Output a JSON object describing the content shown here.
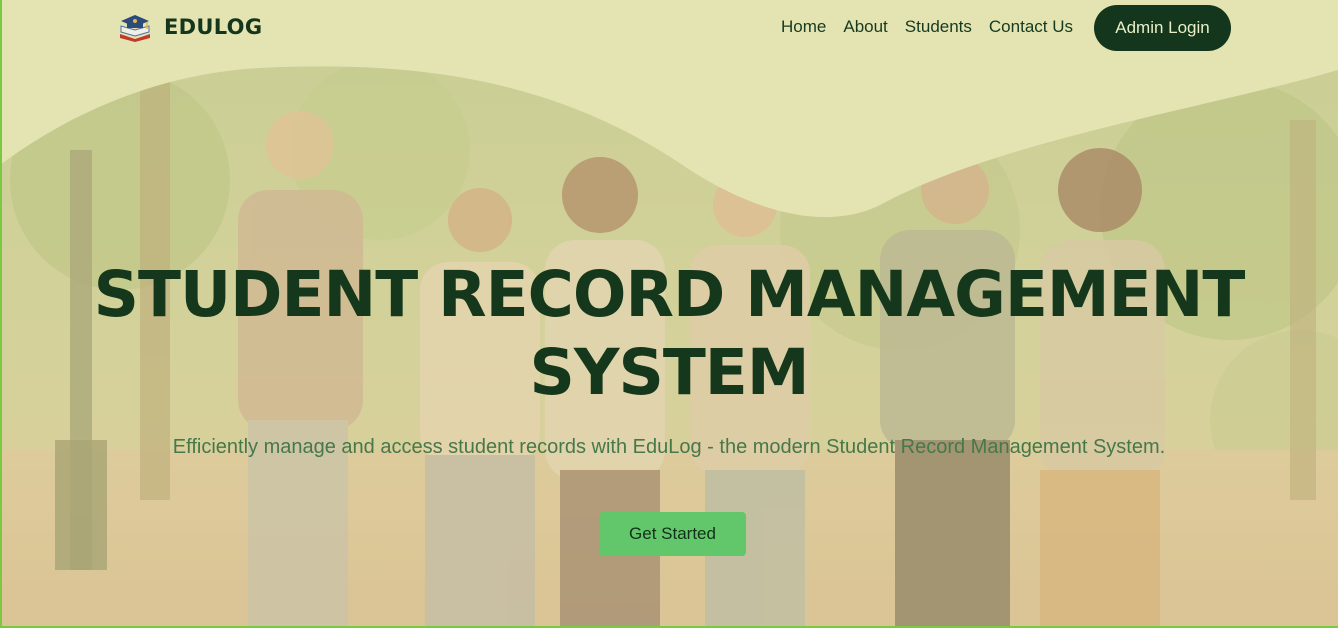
{
  "brand": {
    "name": "EDULOG",
    "logo_icon": "book-graduation-icon"
  },
  "nav": {
    "links": [
      "Home",
      "About",
      "Students",
      "Contact Us"
    ],
    "admin_button": "Admin Login"
  },
  "hero": {
    "title_line1": "STUDENT RECORD MANAGEMENT",
    "title_line2": "SYSTEM",
    "subtitle": "Efficiently manage and access student records with EduLog - the modern Student Record Management System.",
    "cta_label": "Get Started",
    "background_image": "students-walking-in-park-photo"
  },
  "colors": {
    "page_bg": "#e4e4b3",
    "primary_dark": "#14361c",
    "accent_green": "#62c66a",
    "subtitle_green": "#47784a",
    "frame_green": "#7ac943"
  }
}
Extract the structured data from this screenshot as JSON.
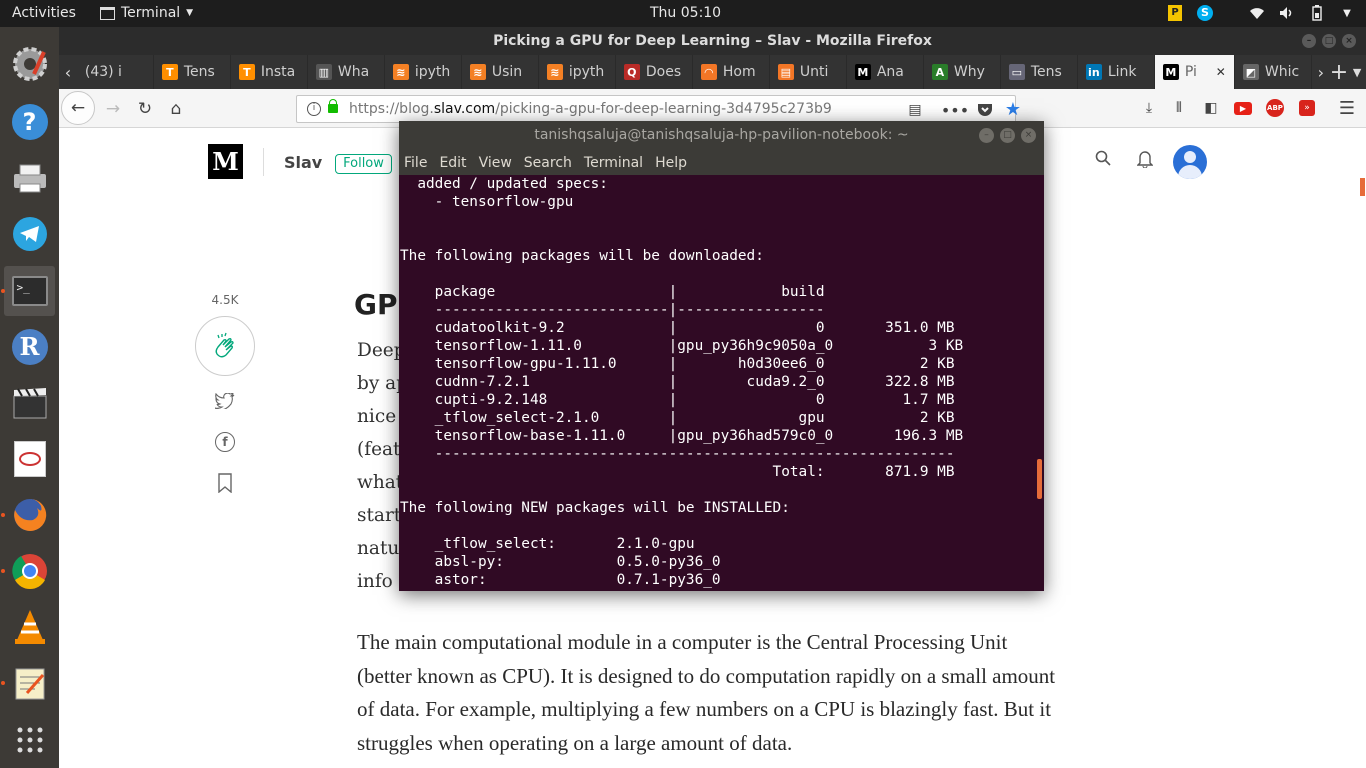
{
  "topbar": {
    "activities": "Activities",
    "app_menu": "Terminal",
    "clock": "Thu 05:10"
  },
  "firefox": {
    "window_title": "Picking a GPU for Deep Learning – Slav - Mozilla Firefox",
    "tabs": [
      {
        "label": "(43) i",
        "fav": "",
        "color": "#333"
      },
      {
        "label": "Tens",
        "fav": "T",
        "color": "#ff8f00"
      },
      {
        "label": "Insta",
        "fav": "T",
        "color": "#ff8f00"
      },
      {
        "label": "Wha",
        "fav": "▥",
        "color": "#555"
      },
      {
        "label": "ipyth",
        "fav": "≋",
        "color": "#f48024"
      },
      {
        "label": "Usin",
        "fav": "≋",
        "color": "#f48024"
      },
      {
        "label": "ipyth",
        "fav": "≋",
        "color": "#f48024"
      },
      {
        "label": "Does",
        "fav": "Q",
        "color": "#b92b27"
      },
      {
        "label": "Hom",
        "fav": "◠",
        "color": "#f37626"
      },
      {
        "label": "Unti",
        "fav": "▤",
        "color": "#f37626"
      },
      {
        "label": "Ana",
        "fav": "M",
        "color": "#000"
      },
      {
        "label": "Why",
        "fav": "A",
        "color": "#2a7d2a"
      },
      {
        "label": "Tens",
        "fav": "▭",
        "color": "#667"
      },
      {
        "label": "Link",
        "fav": "in",
        "color": "#0077b5"
      },
      {
        "label": "Pi",
        "fav": "M",
        "color": "#000",
        "active": true
      },
      {
        "label": "Whic",
        "fav": "◩",
        "color": "#666"
      }
    ],
    "url_base": "https://blog.",
    "url_host": "slav.com",
    "url_path": "/picking-a-gpu-for-deep-learning-3d4795c273b9"
  },
  "medium": {
    "logo": "M",
    "publication": "Slav",
    "follow": "Follow",
    "claps": "4.5K",
    "heading_fragment": "GPU",
    "para1_lines": [
      "Deep",
      "by ap",
      "nice",
      "(feat",
      "what",
      "start",
      "natu",
      "info"
    ],
    "para2": "The main computational module in a computer is the Central Processing Unit (better known as CPU). It is designed to do computation rapidly on a small amount of data. For example, multiplying a few numbers on a CPU is blazingly fast. But it struggles when operating on a large amount of data."
  },
  "terminal": {
    "title": "tanishqsaluja@tanishqsaluja-hp-pavilion-notebook: ~",
    "menu": [
      "File",
      "Edit",
      "View",
      "Search",
      "Terminal",
      "Help"
    ],
    "lines": [
      "  added / updated specs:",
      "    - tensorflow-gpu",
      "",
      "",
      "The following packages will be downloaded:",
      "",
      "    package                    |            build",
      "    ---------------------------|-----------------",
      "    cudatoolkit-9.2            |                0       351.0 MB",
      "    tensorflow-1.11.0          |gpu_py36h9c9050a_0           3 KB",
      "    tensorflow-gpu-1.11.0      |       h0d30ee6_0           2 KB",
      "    cudnn-7.2.1                |        cuda9.2_0       322.8 MB",
      "    cupti-9.2.148              |                0         1.7 MB",
      "    _tflow_select-2.1.0        |              gpu           2 KB",
      "    tensorflow-base-1.11.0     |gpu_py36had579c0_0       196.3 MB",
      "    ------------------------------------------------------------",
      "                                           Total:       871.9 MB",
      "",
      "The following NEW packages will be INSTALLED:",
      "",
      "    _tflow_select:       2.1.0-gpu",
      "    absl-py:             0.5.0-py36_0",
      "    astor:               0.7.1-py36_0",
      "    ..."
    ]
  }
}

◇ ◇ ◇

_Instruction:_ Using the material above, return every line exactly as it appears, minus the pictures.

_Problem solution:_
Output a JSON object describing the content shown here.
{
  "brand": {
    "name": "EDULOG",
    "logo_icon": "book-graduation-icon"
  },
  "nav": {
    "links": [
      "Home",
      "About",
      "Students",
      "Contact Us"
    ],
    "admin_button": "Admin Login"
  },
  "hero": {
    "title_line1": "STUDENT RECORD MANAGEMENT",
    "title_line2": "SYSTEM",
    "subtitle": "Efficiently manage and access student records with EduLog - the modern Student Record Management System.",
    "cta_label": "Get Started",
    "background_image": "students-walking-in-park-photo"
  },
  "colors": {
    "page_bg": "#e4e4b3",
    "primary_dark": "#14361c",
    "accent_green": "#62c66a",
    "subtitle_green": "#47784a",
    "frame_green": "#7ac943"
  }
}
Extract the structured data from this screenshot as JSON.
{
  "topbar": {
    "activities": "Activities",
    "app_menu": "Terminal",
    "clock": "Thu 05:10"
  },
  "firefox": {
    "window_title": "Picking a GPU for Deep Learning – Slav - Mozilla Firefox",
    "tabs": [
      {
        "label": "(43) i",
        "fav": "",
        "color": "#333"
      },
      {
        "label": "Tens",
        "fav": "T",
        "color": "#ff8f00"
      },
      {
        "label": "Insta",
        "fav": "T",
        "color": "#ff8f00"
      },
      {
        "label": "Wha",
        "fav": "▥",
        "color": "#555"
      },
      {
        "label": "ipyth",
        "fav": "≋",
        "color": "#f48024"
      },
      {
        "label": "Usin",
        "fav": "≋",
        "color": "#f48024"
      },
      {
        "label": "ipyth",
        "fav": "≋",
        "color": "#f48024"
      },
      {
        "label": "Does",
        "fav": "Q",
        "color": "#b92b27"
      },
      {
        "label": "Hom",
        "fav": "◠",
        "color": "#f37626"
      },
      {
        "label": "Unti",
        "fav": "▤",
        "color": "#f37626"
      },
      {
        "label": "Ana",
        "fav": "M",
        "color": "#000"
      },
      {
        "label": "Why",
        "fav": "A",
        "color": "#2a7d2a"
      },
      {
        "label": "Tens",
        "fav": "▭",
        "color": "#667"
      },
      {
        "label": "Link",
        "fav": "in",
        "color": "#0077b5"
      },
      {
        "label": "Pi",
        "fav": "M",
        "color": "#000",
        "active": true
      },
      {
        "label": "Whic",
        "fav": "◩",
        "color": "#666"
      }
    ],
    "url_base": "https://blog.",
    "url_host": "slav.com",
    "url_path": "/picking-a-gpu-for-deep-learning-3d4795c273b9"
  },
  "medium": {
    "logo": "M",
    "publication": "Slav",
    "follow": "Follow",
    "claps": "4.5K",
    "heading_fragment": "GPU",
    "para1_lines": [
      "Deep",
      "by ap",
      "nice",
      "(feat",
      "what",
      "start",
      "natu",
      "info"
    ],
    "para2": "The main computational module in a computer is the Central Processing Unit (better known as CPU). It is designed to do computation rapidly on a small amount of data. For example, multiplying a few numbers on a CPU is blazingly fast. But it struggles when operating on a large amount of data."
  },
  "terminal": {
    "title": "tanishqsaluja@tanishqsaluja-hp-pavilion-notebook: ~",
    "menu": [
      "File",
      "Edit",
      "View",
      "Search",
      "Terminal",
      "Help"
    ],
    "lines": [
      "  added / updated specs:",
      "    - tensorflow-gpu",
      "",
      "",
      "The following packages will be downloaded:",
      "",
      "    package                    |            build",
      "    ---------------------------|-----------------",
      "    cudatoolkit-9.2            |                0       351.0 MB",
      "    tensorflow-1.11.0          |gpu_py36h9c9050a_0           3 KB",
      "    tensorflow-gpu-1.11.0      |       h0d30ee6_0           2 KB",
      "    cudnn-7.2.1                |        cuda9.2_0       322.8 MB",
      "    cupti-9.2.148              |                0         1.7 MB",
      "    _tflow_select-2.1.0        |              gpu           2 KB",
      "    tensorflow-base-1.11.0     |gpu_py36had579c0_0       196.3 MB",
      "    ------------------------------------------------------------",
      "                                           Total:       871.9 MB",
      "",
      "The following NEW packages will be INSTALLED:",
      "",
      "    _tflow_select:       2.1.0-gpu",
      "    absl-py:             0.5.0-py36_0",
      "    astor:               0.7.1-py36_0",
      "    ..."
    ]
  }
}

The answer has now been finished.